» **Your instructions**:
Every entry must be given again exactly.

[Records from a collection]
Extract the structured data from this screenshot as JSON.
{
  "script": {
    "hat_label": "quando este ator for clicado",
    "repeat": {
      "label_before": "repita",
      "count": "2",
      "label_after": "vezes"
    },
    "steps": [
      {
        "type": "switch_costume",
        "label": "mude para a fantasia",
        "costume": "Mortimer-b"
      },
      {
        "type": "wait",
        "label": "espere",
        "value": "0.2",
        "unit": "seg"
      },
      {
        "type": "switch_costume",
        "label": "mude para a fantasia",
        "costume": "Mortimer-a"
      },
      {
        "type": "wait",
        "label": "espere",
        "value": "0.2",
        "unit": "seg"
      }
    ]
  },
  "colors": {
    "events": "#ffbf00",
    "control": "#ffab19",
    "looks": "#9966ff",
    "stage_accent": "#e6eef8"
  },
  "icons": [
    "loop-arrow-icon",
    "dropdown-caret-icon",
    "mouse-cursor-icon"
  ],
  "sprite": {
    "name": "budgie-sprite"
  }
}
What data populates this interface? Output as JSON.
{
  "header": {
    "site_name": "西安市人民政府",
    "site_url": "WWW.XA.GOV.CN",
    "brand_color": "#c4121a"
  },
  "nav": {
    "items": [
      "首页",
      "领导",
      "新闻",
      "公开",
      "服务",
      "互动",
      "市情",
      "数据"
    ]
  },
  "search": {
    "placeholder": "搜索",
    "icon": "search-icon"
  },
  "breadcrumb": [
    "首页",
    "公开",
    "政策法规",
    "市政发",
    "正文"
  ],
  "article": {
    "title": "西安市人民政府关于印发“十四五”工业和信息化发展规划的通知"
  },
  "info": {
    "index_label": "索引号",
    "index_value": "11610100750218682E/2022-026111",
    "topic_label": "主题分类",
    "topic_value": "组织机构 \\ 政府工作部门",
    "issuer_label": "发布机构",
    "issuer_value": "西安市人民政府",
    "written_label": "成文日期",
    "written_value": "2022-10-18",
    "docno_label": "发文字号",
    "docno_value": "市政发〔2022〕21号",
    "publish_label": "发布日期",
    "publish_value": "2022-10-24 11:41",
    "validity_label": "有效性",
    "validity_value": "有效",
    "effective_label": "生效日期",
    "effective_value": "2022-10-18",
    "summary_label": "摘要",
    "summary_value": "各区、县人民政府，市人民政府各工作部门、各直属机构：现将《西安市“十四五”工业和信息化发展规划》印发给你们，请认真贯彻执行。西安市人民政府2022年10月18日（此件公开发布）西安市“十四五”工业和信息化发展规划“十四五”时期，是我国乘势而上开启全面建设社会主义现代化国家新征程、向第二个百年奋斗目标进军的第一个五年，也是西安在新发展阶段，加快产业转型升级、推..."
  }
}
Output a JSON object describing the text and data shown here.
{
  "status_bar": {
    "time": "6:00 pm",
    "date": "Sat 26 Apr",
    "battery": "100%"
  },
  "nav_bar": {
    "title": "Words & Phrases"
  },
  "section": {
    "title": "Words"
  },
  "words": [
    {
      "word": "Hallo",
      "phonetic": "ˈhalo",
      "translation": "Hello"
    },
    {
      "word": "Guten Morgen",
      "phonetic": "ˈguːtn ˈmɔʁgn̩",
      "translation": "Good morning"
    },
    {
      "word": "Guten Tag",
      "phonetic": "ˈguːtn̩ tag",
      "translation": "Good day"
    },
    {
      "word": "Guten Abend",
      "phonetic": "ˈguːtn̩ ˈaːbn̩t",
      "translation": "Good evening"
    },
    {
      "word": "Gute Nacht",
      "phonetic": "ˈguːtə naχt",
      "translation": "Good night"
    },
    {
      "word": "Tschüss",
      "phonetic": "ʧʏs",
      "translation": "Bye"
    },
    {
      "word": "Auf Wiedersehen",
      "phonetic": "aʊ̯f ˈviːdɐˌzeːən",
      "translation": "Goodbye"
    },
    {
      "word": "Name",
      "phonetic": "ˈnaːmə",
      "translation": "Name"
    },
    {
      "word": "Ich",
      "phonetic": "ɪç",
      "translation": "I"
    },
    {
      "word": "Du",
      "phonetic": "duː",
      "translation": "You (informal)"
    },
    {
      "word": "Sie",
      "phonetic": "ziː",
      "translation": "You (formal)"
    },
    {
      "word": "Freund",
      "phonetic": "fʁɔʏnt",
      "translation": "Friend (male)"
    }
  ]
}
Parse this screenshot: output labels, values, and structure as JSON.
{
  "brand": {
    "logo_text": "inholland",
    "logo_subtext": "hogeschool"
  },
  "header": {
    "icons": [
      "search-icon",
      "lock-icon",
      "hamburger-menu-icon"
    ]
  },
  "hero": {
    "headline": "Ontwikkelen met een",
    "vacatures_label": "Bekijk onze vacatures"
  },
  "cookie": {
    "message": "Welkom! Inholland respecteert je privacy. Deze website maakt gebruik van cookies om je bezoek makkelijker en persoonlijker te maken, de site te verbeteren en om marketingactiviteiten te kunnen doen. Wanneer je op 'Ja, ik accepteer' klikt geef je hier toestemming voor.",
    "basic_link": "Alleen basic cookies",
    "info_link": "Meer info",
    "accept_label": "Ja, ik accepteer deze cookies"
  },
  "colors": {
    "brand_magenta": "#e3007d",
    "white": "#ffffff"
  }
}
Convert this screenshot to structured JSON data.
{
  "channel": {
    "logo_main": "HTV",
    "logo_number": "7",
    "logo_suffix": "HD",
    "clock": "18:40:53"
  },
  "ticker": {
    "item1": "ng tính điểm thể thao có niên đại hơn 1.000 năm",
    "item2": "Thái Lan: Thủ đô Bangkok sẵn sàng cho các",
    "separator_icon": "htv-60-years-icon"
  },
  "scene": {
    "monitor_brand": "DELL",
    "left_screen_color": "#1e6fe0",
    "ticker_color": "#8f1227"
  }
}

» **Solution to this task**:
Extract the structured data from this screenshot as JSON.
{
  "script": {
    "hat_label": "quando este ator for clicado",
    "repeat": {
      "label_before": "repita",
      "count": "2",
      "label_after": "vezes"
    },
    "steps": [
      {
        "type": "switch_costume",
        "label": "mude para a fantasia",
        "costume": "Mortimer-b"
      },
      {
        "type": "wait",
        "label": "espere",
        "value": "0.2",
        "unit": "seg"
      },
      {
        "type": "switch_costume",
        "label": "mude para a fantasia",
        "costume": "Mortimer-a"
      },
      {
        "type": "wait",
        "label": "espere",
        "value": "0.2",
        "unit": "seg"
      }
    ]
  },
  "colors": {
    "events": "#ffbf00",
    "control": "#ffab19",
    "looks": "#9966ff",
    "stage_accent": "#e6eef8"
  },
  "icons": [
    "loop-arrow-icon",
    "dropdown-caret-icon",
    "mouse-cursor-icon"
  ],
  "sprite": {
    "name": "budgie-sprite"
  }
}
What data populates this interface? Output as JSON.
{
  "header": {
    "site_name": "西安市人民政府",
    "site_url": "WWW.XA.GOV.CN",
    "brand_color": "#c4121a"
  },
  "nav": {
    "items": [
      "首页",
      "领导",
      "新闻",
      "公开",
      "服务",
      "互动",
      "市情",
      "数据"
    ]
  },
  "search": {
    "placeholder": "搜索",
    "icon": "search-icon"
  },
  "breadcrumb": [
    "首页",
    "公开",
    "政策法规",
    "市政发",
    "正文"
  ],
  "article": {
    "title": "西安市人民政府关于印发“十四五”工业和信息化发展规划的通知"
  },
  "info": {
    "index_label": "索引号",
    "index_value": "11610100750218682E/2022-026111",
    "topic_label": "主题分类",
    "topic_value": "组织机构 \\ 政府工作部门",
    "issuer_label": "发布机构",
    "issuer_value": "西安市人民政府",
    "written_label": "成文日期",
    "written_value": "2022-10-18",
    "docno_label": "发文字号",
    "docno_value": "市政发〔2022〕21号",
    "publish_label": "发布日期",
    "publish_value": "2022-10-24 11:41",
    "validity_label": "有效性",
    "validity_value": "有效",
    "effective_label": "生效日期",
    "effective_value": "2022-10-18",
    "summary_label": "摘要",
    "summary_value": "各区、县人民政府，市人民政府各工作部门、各直属机构：现将《西安市“十四五”工业和信息化发展规划》印发给你们，请认真贯彻执行。西安市人民政府2022年10月18日（此件公开发布）西安市“十四五”工业和信息化发展规划“十四五”时期，是我国乘势而上开启全面建设社会主义现代化国家新征程、向第二个百年奋斗目标进军的第一个五年，也是西安在新发展阶段，加快产业转型升级、推..."
  }
}
Output a JSON object describing the text and data shown here.
{
  "status_bar": {
    "time": "6:00 pm",
    "date": "Sat 26 Apr",
    "battery": "100%"
  },
  "nav_bar": {
    "title": "Words & Phrases"
  },
  "section": {
    "title": "Words"
  },
  "words": [
    {
      "word": "Hallo",
      "phonetic": "ˈhalo",
      "translation": "Hello"
    },
    {
      "word": "Guten Morgen",
      "phonetic": "ˈguːtn ˈmɔʁgn̩",
      "translation": "Good morning"
    },
    {
      "word": "Guten Tag",
      "phonetic": "ˈguːtn̩ tag",
      "translation": "Good day"
    },
    {
      "word": "Guten Abend",
      "phonetic": "ˈguːtn̩ ˈaːbn̩t",
      "translation": "Good evening"
    },
    {
      "word": "Gute Nacht",
      "phonetic": "ˈguːtə naχt",
      "translation": "Good night"
    },
    {
      "word": "Tschüss",
      "phonetic": "ʧʏs",
      "translation": "Bye"
    },
    {
      "word": "Auf Wiedersehen",
      "phonetic": "aʊ̯f ˈviːdɐˌzeːən",
      "translation": "Goodbye"
    },
    {
      "word": "Name",
      "phonetic": "ˈnaːmə",
      "translation": "Name"
    },
    {
      "word": "Ich",
      "phonetic": "ɪç",
      "translation": "I"
    },
    {
      "word": "Du",
      "phonetic": "duː",
      "translation": "You (informal)"
    },
    {
      "word": "Sie",
      "phonetic": "ziː",
      "translation": "You (formal)"
    },
    {
      "word": "Freund",
      "phonetic": "fʁɔʏnt",
      "translation": "Friend (male)"
    }
  ]
}
Parse this screenshot: output labels, values, and structure as JSON.
{
  "brand": {
    "logo_text": "inholland",
    "logo_subtext": "hogeschool"
  },
  "header": {
    "icons": [
      "search-icon",
      "lock-icon",
      "hamburger-menu-icon"
    ]
  },
  "hero": {
    "headline": "Ontwikkelen met een",
    "vacatures_label": "Bekijk onze vacatures"
  },
  "cookie": {
    "message": "Welkom! Inholland respecteert je privacy. Deze website maakt gebruik van cookies om je bezoek makkelijker en persoonlijker te maken, de site te verbeteren en om marketingactiviteiten te kunnen doen. Wanneer je op 'Ja, ik accepteer' klikt geef je hier toestemming voor.",
    "basic_link": "Alleen basic cookies",
    "info_link": "Meer info",
    "accept_label": "Ja, ik accepteer deze cookies"
  },
  "colors": {
    "brand_magenta": "#e3007d",
    "white": "#ffffff"
  }
}
Convert this screenshot to structured JSON data.
{
  "channel": {
    "logo_main": "HTV",
    "logo_number": "7",
    "logo_suffix": "HD",
    "clock": "18:40:53"
  },
  "ticker": {
    "item1": "ng tính điểm thể thao có niên đại hơn 1.000 năm",
    "item2": "Thái Lan: Thủ đô Bangkok sẵn sàng cho các",
    "separator_icon": "htv-60-years-icon"
  },
  "scene": {
    "monitor_brand": "DELL",
    "left_screen_color": "#1e6fe0",
    "ticker_color": "#8f1227"
  }
}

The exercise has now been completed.